**Work to be completed**
Work out how many lines contain "Small". Reply with the count alone.

**Material**
* * *

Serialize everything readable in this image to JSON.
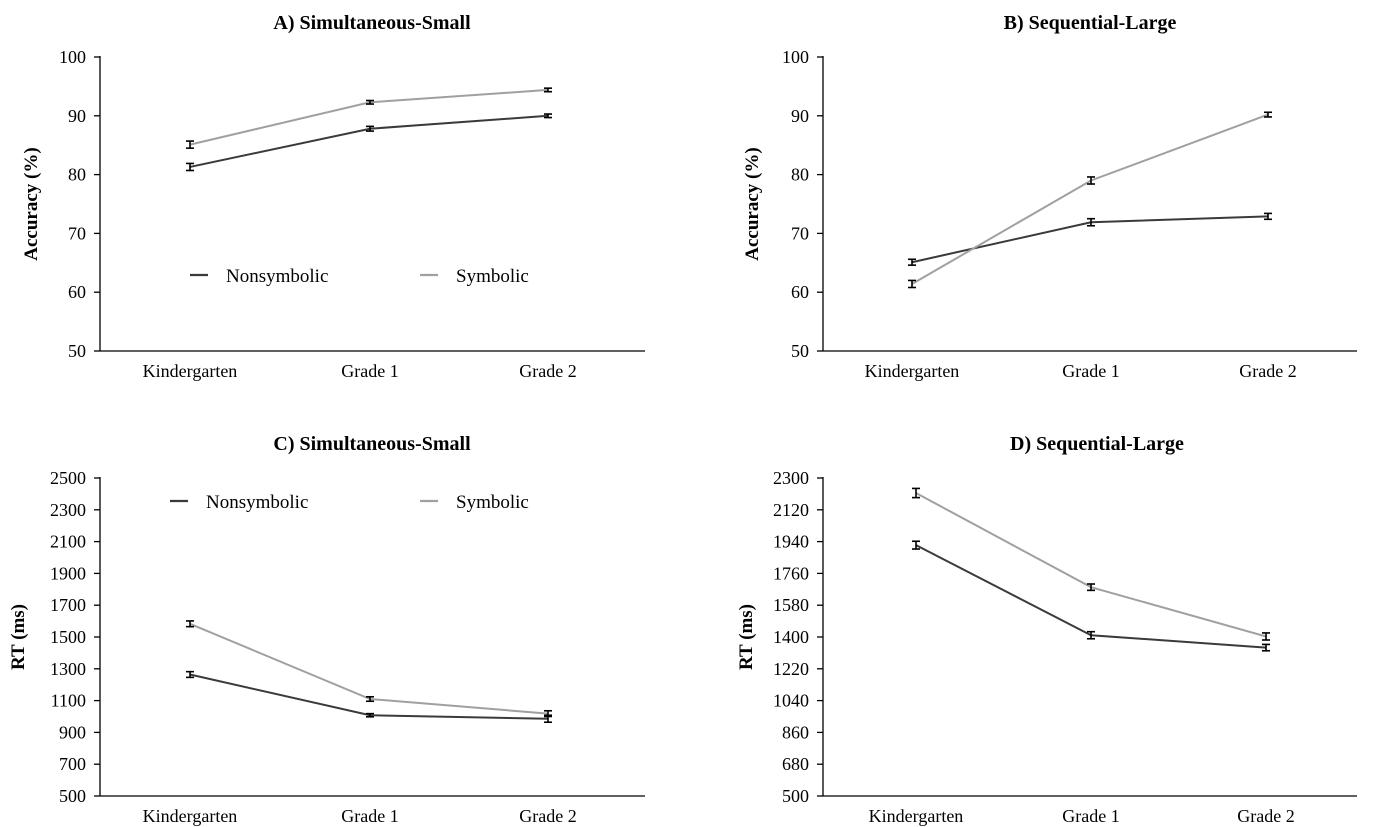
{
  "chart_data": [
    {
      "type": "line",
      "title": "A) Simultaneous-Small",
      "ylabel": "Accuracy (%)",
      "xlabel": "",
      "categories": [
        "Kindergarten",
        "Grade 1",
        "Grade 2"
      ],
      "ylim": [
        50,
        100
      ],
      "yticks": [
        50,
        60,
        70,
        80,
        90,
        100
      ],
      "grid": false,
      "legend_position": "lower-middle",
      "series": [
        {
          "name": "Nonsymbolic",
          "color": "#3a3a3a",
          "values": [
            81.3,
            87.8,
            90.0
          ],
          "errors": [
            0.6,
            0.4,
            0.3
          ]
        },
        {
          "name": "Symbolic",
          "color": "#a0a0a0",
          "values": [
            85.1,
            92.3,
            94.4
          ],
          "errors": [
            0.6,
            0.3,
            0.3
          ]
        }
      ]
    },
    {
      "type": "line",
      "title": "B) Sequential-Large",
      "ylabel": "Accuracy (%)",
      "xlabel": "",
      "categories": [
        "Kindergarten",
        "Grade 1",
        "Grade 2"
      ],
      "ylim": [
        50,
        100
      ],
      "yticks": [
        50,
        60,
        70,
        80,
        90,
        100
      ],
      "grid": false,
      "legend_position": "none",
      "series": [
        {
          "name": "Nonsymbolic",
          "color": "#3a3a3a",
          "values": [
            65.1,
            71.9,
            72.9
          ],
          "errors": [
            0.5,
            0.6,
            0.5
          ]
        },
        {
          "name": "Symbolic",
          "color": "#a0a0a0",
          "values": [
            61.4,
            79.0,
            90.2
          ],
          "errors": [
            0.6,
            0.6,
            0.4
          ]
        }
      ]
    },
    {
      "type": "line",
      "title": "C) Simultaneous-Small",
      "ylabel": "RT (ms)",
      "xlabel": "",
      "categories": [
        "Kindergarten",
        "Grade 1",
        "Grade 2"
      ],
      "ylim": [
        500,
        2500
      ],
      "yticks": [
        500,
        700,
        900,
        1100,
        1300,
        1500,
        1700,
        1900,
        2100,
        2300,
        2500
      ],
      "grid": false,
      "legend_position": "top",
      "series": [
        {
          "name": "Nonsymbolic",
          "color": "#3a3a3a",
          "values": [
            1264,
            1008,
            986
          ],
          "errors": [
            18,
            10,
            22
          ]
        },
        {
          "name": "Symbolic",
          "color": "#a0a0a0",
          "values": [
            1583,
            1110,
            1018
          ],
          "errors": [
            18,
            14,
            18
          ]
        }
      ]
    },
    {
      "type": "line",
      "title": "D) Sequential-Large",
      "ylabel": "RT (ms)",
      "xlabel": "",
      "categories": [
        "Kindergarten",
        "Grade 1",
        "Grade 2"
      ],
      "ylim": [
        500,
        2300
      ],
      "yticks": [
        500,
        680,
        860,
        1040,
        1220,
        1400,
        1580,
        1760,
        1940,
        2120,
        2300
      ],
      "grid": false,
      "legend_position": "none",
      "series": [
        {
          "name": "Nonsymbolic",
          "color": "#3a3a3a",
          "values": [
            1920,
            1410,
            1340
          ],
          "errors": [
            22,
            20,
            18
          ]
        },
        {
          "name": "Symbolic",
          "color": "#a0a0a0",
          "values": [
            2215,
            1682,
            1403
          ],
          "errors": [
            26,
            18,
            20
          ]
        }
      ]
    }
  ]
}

* * *

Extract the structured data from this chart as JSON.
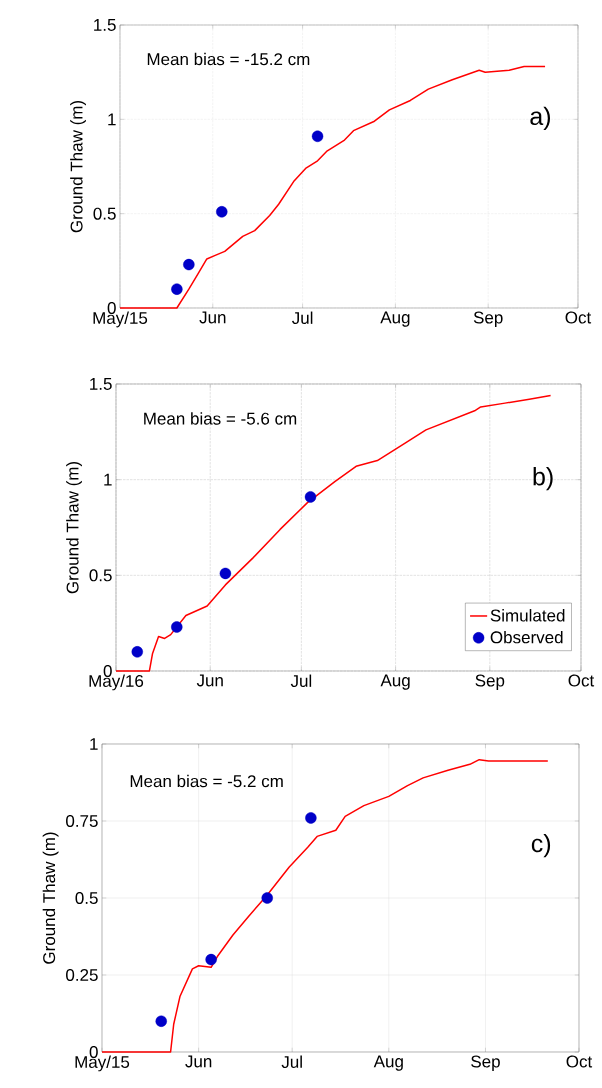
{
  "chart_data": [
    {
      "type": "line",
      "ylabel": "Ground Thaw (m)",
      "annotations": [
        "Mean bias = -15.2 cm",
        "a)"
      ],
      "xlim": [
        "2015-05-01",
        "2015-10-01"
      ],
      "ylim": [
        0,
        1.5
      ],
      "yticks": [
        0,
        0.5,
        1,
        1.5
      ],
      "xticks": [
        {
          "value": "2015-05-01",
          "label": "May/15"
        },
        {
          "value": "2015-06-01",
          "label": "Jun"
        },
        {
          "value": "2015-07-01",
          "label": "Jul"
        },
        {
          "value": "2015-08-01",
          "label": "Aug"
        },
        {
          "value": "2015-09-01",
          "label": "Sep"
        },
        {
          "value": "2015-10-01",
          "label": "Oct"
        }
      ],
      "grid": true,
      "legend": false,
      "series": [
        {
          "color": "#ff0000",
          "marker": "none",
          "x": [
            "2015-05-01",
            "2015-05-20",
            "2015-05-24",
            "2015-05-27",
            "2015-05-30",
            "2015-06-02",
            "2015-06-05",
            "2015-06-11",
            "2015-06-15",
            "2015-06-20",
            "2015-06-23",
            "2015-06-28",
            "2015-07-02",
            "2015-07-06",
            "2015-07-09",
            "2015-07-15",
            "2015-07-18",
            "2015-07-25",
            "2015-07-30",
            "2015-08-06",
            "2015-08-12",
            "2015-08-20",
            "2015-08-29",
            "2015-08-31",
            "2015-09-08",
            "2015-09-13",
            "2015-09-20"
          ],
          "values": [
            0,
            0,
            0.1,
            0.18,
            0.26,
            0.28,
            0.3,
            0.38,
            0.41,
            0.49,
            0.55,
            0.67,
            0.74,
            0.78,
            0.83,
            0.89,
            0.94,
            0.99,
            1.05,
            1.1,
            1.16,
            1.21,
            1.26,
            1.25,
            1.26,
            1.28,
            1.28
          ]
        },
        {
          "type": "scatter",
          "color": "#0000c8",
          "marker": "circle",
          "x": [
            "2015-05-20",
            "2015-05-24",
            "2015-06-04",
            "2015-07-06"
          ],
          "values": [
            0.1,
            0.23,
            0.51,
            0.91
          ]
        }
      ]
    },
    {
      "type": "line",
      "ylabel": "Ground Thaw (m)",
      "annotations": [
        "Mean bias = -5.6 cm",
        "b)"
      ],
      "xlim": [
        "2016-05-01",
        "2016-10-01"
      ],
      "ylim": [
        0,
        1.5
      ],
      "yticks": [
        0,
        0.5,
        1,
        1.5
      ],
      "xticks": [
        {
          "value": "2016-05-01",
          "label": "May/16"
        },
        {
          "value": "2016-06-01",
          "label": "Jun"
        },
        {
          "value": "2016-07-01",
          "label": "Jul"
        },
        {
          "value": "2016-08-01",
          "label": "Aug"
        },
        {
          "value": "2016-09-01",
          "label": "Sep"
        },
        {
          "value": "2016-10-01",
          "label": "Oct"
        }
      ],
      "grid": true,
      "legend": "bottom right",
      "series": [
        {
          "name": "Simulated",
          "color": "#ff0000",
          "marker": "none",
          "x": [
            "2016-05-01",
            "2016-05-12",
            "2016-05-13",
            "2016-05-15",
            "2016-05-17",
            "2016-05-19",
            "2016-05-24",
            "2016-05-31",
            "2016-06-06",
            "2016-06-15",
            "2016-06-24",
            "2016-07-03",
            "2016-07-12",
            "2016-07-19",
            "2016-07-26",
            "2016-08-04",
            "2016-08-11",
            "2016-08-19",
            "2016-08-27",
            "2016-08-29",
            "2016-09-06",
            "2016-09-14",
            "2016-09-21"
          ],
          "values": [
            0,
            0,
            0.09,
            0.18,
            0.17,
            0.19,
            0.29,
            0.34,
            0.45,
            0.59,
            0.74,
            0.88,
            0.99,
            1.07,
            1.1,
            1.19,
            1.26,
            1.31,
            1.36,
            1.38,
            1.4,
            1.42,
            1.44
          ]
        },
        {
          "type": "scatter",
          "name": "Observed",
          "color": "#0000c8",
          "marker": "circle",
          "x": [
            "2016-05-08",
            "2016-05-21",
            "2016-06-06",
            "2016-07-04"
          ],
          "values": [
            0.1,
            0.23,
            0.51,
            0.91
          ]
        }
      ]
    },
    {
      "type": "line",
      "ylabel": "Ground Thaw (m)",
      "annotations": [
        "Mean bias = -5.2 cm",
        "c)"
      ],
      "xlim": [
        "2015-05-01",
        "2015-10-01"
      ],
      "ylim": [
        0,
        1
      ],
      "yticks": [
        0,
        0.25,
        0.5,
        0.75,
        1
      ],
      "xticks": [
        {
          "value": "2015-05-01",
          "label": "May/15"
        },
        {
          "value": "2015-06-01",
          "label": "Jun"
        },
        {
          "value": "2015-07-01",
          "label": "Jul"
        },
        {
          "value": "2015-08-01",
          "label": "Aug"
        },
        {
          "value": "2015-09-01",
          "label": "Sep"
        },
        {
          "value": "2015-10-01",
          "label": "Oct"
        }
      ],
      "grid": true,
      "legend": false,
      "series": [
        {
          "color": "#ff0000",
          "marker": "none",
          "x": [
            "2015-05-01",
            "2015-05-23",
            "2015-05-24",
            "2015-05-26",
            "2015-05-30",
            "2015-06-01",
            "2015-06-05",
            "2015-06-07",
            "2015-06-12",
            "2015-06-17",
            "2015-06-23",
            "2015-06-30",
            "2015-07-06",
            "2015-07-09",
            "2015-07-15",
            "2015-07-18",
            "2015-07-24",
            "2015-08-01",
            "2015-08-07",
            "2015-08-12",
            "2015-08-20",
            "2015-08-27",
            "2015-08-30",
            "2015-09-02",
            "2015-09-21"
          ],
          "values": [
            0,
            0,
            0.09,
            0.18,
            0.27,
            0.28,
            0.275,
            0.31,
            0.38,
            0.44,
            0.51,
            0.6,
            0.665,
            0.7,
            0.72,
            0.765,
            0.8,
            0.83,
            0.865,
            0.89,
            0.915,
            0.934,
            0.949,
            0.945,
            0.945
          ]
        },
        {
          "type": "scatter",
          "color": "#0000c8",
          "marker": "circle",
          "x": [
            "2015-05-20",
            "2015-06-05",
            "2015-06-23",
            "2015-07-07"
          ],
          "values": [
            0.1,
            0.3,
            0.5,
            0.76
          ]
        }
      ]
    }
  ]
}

* * *

**Finished exercise**
2